**STORED DATA:**
==================================================

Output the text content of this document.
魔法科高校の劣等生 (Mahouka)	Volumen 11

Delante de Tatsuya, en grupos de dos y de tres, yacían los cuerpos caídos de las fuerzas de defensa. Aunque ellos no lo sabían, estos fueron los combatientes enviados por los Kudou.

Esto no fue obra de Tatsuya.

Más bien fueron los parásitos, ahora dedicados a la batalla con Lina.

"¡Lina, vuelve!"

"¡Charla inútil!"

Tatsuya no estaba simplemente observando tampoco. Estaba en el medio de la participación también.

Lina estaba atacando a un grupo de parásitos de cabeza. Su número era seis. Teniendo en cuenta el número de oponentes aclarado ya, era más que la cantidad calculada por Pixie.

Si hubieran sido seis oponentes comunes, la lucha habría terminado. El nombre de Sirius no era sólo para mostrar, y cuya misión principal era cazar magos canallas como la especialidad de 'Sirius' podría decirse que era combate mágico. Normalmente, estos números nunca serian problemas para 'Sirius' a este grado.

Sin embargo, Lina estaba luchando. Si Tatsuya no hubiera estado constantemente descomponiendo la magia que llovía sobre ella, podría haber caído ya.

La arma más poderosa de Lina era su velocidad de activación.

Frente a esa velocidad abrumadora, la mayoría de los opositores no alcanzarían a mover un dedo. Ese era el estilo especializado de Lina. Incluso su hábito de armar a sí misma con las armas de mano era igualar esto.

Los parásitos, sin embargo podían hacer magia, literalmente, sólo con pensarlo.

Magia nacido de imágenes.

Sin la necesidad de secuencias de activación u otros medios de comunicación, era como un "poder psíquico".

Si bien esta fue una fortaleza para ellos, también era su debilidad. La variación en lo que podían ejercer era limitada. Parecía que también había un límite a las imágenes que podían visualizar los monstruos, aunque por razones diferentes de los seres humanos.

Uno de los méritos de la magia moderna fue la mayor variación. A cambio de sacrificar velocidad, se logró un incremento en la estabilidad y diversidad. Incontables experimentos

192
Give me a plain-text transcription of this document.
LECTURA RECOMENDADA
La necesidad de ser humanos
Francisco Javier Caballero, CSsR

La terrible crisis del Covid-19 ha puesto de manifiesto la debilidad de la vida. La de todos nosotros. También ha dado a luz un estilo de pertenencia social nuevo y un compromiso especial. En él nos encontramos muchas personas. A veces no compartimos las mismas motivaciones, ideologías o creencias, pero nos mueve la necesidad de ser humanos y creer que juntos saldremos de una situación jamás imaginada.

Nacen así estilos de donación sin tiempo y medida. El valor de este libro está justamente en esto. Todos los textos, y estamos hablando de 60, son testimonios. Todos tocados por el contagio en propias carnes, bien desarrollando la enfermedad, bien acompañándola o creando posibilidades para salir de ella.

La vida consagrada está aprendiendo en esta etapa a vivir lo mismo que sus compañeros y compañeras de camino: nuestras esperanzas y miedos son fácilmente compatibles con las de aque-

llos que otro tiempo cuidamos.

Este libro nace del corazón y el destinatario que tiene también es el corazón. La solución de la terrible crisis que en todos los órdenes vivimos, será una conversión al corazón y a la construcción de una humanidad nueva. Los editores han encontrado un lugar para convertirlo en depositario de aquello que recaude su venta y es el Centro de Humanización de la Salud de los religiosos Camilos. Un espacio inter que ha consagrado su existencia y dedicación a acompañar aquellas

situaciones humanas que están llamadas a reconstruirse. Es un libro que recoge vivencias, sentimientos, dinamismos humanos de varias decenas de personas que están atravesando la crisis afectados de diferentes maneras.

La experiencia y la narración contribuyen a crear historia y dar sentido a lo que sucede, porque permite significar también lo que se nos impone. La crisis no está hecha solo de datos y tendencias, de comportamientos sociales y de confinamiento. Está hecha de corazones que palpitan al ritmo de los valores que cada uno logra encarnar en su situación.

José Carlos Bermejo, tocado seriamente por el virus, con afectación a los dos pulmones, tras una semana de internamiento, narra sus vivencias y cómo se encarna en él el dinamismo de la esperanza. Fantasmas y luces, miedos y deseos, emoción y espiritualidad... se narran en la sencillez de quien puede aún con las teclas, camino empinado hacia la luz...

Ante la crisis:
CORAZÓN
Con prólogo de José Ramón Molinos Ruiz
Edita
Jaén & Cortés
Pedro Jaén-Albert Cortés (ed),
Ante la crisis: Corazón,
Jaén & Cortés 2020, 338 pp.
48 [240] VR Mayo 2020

==================================================

**INSTRUCTIONS FOR THE TASK:**
Return every line from the entries above that includes the word "activación".

**SOLUTION TO THIS PROBLEM:**
La arma más poderosa de Lina era su velocidad de activación.
Sin la necesidad de secuencias de activación u otros medios de comunicación, era como un "poder psíquico".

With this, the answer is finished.